Task prompt: The entries below are to be written out again without alteration.

——————

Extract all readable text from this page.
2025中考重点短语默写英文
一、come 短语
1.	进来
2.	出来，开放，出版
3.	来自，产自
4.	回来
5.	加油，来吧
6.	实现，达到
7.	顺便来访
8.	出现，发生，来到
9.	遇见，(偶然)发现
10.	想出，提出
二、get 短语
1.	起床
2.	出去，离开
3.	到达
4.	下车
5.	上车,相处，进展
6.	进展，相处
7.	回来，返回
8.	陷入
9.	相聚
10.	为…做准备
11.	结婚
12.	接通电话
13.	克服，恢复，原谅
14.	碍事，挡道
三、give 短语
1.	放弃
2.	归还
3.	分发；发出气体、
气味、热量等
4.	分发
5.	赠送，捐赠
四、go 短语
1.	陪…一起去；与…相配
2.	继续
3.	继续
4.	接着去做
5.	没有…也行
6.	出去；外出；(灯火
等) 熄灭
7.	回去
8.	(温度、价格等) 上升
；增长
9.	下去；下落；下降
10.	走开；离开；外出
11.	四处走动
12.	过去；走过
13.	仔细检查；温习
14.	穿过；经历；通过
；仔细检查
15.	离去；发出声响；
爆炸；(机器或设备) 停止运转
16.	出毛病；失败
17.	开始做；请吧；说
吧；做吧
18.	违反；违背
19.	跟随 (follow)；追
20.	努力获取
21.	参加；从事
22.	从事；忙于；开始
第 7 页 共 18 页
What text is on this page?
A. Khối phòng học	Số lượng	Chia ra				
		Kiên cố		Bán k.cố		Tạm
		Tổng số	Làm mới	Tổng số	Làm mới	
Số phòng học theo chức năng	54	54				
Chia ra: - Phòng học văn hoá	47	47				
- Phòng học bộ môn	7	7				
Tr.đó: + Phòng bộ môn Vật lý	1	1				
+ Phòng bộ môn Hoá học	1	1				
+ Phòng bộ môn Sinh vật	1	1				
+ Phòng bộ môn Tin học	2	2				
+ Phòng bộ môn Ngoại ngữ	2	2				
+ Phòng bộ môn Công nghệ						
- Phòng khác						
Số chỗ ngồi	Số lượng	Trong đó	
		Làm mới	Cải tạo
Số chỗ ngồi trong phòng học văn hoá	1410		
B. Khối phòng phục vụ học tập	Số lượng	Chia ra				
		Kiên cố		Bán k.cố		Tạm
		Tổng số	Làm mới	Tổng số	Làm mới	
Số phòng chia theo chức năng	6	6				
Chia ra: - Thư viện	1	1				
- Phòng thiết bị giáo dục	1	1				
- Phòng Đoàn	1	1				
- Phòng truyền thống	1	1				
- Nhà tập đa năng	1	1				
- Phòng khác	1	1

——————

Answer:
Extract all readable text from this page.
2025中考重点短语默写英文
一、come 短语
1.	进来
2.	出来，开放，出版
3.	来自，产自
4.	回来
5.	加油，来吧
6.	实现，达到
7.	顺便来访
8.	出现，发生，来到
9.	遇见，(偶然)发现
10.	想出，提出
二、get 短语
1.	起床
2.	出去，离开
3.	到达
4.	下车
5.	上车,相处，进展
6.	进展，相处
7.	回来，返回
8.	陷入
9.	相聚
10.	为…做准备
11.	结婚
12.	接通电话
13.	克服，恢复，原谅
14.	碍事，挡道
三、give 短语
1.	放弃
2.	归还
3.	分发；发出气体、
气味、热量等
4.	分发
5.	赠送，捐赠
四、go 短语
1.	陪…一起去；与…相配
2.	继续
3.	继续
4.	接着去做
5.	没有…也行
6.	出去；外出；(灯火
等) 熄灭
7.	回去
8.	(温度、价格等) 上升
；增长
9.	下去；下落；下降
10.	走开；离开；外出
11.	四处走动
12.	过去；走过
13.	仔细检查；温习
14.	穿过；经历；通过
；仔细检查
15.	离去；发出声响；
爆炸；(机器或设备) 停止运转
16.	出毛病；失败
17.	开始做；请吧；说
吧；做吧
18.	违反；违背
19.	跟随 (follow)；追
20.	努力获取
21.	参加；从事
22.	从事；忙于；开始
第 7 页 共 18 页
What text is on this page?
A. Khối phòng học	Số lượng	Chia ra				
		Kiên cố		Bán k.cố		Tạm
		Tổng số	Làm mới	Tổng số	Làm mới	
Số phòng học theo chức năng	54	54				
Chia ra: - Phòng học văn hoá	47	47				
- Phòng học bộ môn	7	7				
Tr.đó: + Phòng bộ môn Vật lý	1	1				
+ Phòng bộ môn Hoá học	1	1				
+ Phòng bộ môn Sinh vật	1	1				
+ Phòng bộ môn Tin học	2	2				
+ Phòng bộ môn Ngoại ngữ	2	2				
+ Phòng bộ môn Công nghệ						
- Phòng khác						
Số chỗ ngồi	Số lượng	Trong đó	
		Làm mới	Cải tạo
Số chỗ ngồi trong phòng học văn hoá	1410		
B. Khối phòng phục vụ học tập	Số lượng	Chia ra				
		Kiên cố		Bán k.cố		Tạm
		Tổng số	Làm mới	Tổng số	Làm mới	
Số phòng chia theo chức năng	6	6				
Chia ra: - Thư viện	1	1				
- Phòng thiết bị giáo dục	1	1				
- Phòng Đoàn	1	1				
- Phòng truyền thống	1	1				
- Nhà tập đa năng	1	1				
- Phòng khác	1	1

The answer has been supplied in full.